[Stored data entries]

▼

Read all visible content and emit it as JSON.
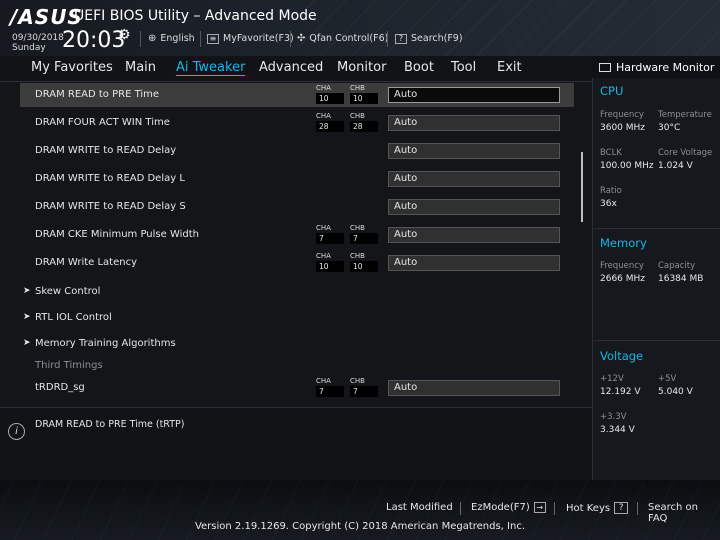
{
  "header": {
    "logo": "/ASUS",
    "title": "UEFI BIOS Utility – Advanced Mode",
    "date": "09/30/2018",
    "day": "Sunday",
    "time": "20:03",
    "language": "English",
    "my_favorite": "MyFavorite(F3)",
    "qfan": "Qfan Control(F6)",
    "search": "Search(F9)"
  },
  "menu": {
    "tabs": [
      "My Favorites",
      "Main",
      "Ai Tweaker",
      "Advanced",
      "Monitor",
      "Boot",
      "Tool",
      "Exit"
    ],
    "active": "Ai Tweaker"
  },
  "settings": {
    "cha_label": "CHA",
    "chb_label": "CHB",
    "rows": [
      {
        "label": "DRAM READ to PRE Time",
        "cha": "10",
        "chb": "10",
        "value": "Auto"
      },
      {
        "label": "DRAM FOUR ACT WIN Time",
        "cha": "28",
        "chb": "28",
        "value": "Auto"
      },
      {
        "label": "DRAM WRITE to READ Delay",
        "value": "Auto"
      },
      {
        "label": "DRAM WRITE to READ Delay L",
        "value": "Auto"
      },
      {
        "label": "DRAM WRITE to READ Delay S",
        "value": "Auto"
      },
      {
        "label": "DRAM CKE Minimum Pulse Width",
        "cha": "7",
        "chb": "7",
        "value": "Auto"
      },
      {
        "label": "DRAM Write Latency",
        "cha": "10",
        "chb": "10",
        "value": "Auto"
      },
      {
        "label": "Skew Control"
      },
      {
        "label": "RTL IOL Control"
      },
      {
        "label": "Memory Training Algorithms"
      },
      {
        "label": "Third Timings"
      },
      {
        "label": "tRDRD_sg",
        "cha": "7",
        "chb": "7",
        "value": "Auto"
      }
    ]
  },
  "info": {
    "text": "DRAM READ to PRE Time (tRTP)"
  },
  "hardware_monitor": {
    "title": "Hardware Monitor",
    "cpu": {
      "title": "CPU",
      "frequency_label": "Frequency",
      "frequency": "3600 MHz",
      "temperature_label": "Temperature",
      "temperature": "30°C",
      "bclk_label": "BCLK",
      "bclk": "100.00 MHz",
      "core_voltage_label": "Core Voltage",
      "core_voltage": "1.024 V",
      "ratio_label": "Ratio",
      "ratio": "36x"
    },
    "memory": {
      "title": "Memory",
      "frequency_label": "Frequency",
      "frequency": "2666 MHz",
      "capacity_label": "Capacity",
      "capacity": "16384 MB"
    },
    "voltage": {
      "title": "Voltage",
      "v12_label": "+12V",
      "v12": "12.192 V",
      "v5_label": "+5V",
      "v5": "5.040 V",
      "v33_label": "+3.3V",
      "v33": "3.344 V"
    }
  },
  "footer": {
    "last_modified": "Last Modified",
    "ezmode": "EzMode(F7)",
    "hotkeys": "Hot Keys",
    "hotkeys_key": "?",
    "search_faq": "Search on FAQ",
    "version": "Version 2.19.1269. Copyright (C) 2018 American Megatrends, Inc."
  },
  "colors": {
    "accent": "#19b6e8",
    "background": "#0f1114",
    "selected_row": "#3c3c3c"
  }
}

▲

## EXERCISE
Omit the pictures and give the material again, exactly and in full.

## THE COMPLETED TASK
Read all visible content and emit it as JSON.
{
  "header": {
    "logo": "/ASUS",
    "title": "UEFI BIOS Utility – Advanced Mode",
    "date": "09/30/2018",
    "day": "Sunday",
    "time": "20:03",
    "language": "English",
    "my_favorite": "MyFavorite(F3)",
    "qfan": "Qfan Control(F6)",
    "search": "Search(F9)"
  },
  "menu": {
    "tabs": [
      "My Favorites",
      "Main",
      "Ai Tweaker",
      "Advanced",
      "Monitor",
      "Boot",
      "Tool",
      "Exit"
    ],
    "active": "Ai Tweaker"
  },
  "settings": {
    "cha_label": "CHA",
    "chb_label": "CHB",
    "rows": [
      {
        "label": "DRAM READ to PRE Time",
        "cha": "10",
        "chb": "10",
        "value": "Auto"
      },
      {
        "label": "DRAM FOUR ACT WIN Time",
        "cha": "28",
        "chb": "28",
        "value": "Auto"
      },
      {
        "label": "DRAM WRITE to READ Delay",
        "value": "Auto"
      },
      {
        "label": "DRAM WRITE to READ Delay L",
        "value": "Auto"
      },
      {
        "label": "DRAM WRITE to READ Delay S",
        "value": "Auto"
      },
      {
        "label": "DRAM CKE Minimum Pulse Width",
        "cha": "7",
        "chb": "7",
        "value": "Auto"
      },
      {
        "label": "DRAM Write Latency",
        "cha": "10",
        "chb": "10",
        "value": "Auto"
      },
      {
        "label": "Skew Control"
      },
      {
        "label": "RTL IOL Control"
      },
      {
        "label": "Memory Training Algorithms"
      },
      {
        "label": "Third Timings"
      },
      {
        "label": "tRDRD_sg",
        "cha": "7",
        "chb": "7",
        "value": "Auto"
      }
    ]
  },
  "info": {
    "text": "DRAM READ to PRE Time (tRTP)"
  },
  "hardware_monitor": {
    "title": "Hardware Monitor",
    "cpu": {
      "title": "CPU",
      "frequency_label": "Frequency",
      "frequency": "3600 MHz",
      "temperature_label": "Temperature",
      "temperature": "30°C",
      "bclk_label": "BCLK",
      "bclk": "100.00 MHz",
      "core_voltage_label": "Core Voltage",
      "core_voltage": "1.024 V",
      "ratio_label": "Ratio",
      "ratio": "36x"
    },
    "memory": {
      "title": "Memory",
      "frequency_label": "Frequency",
      "frequency": "2666 MHz",
      "capacity_label": "Capacity",
      "capacity": "16384 MB"
    },
    "voltage": {
      "title": "Voltage",
      "v12_label": "+12V",
      "v12": "12.192 V",
      "v5_label": "+5V",
      "v5": "5.040 V",
      "v33_label": "+3.3V",
      "v33": "3.344 V"
    }
  },
  "footer": {
    "last_modified": "Last Modified",
    "ezmode": "EzMode(F7)",
    "hotkeys": "Hot Keys",
    "hotkeys_key": "?",
    "search_faq": "Search on FAQ",
    "version": "Version 2.19.1269. Copyright (C) 2018 American Megatrends, Inc."
  },
  "colors": {
    "accent": "#19b6e8",
    "background": "#0f1114",
    "selected_row": "#3c3c3c"
  }
}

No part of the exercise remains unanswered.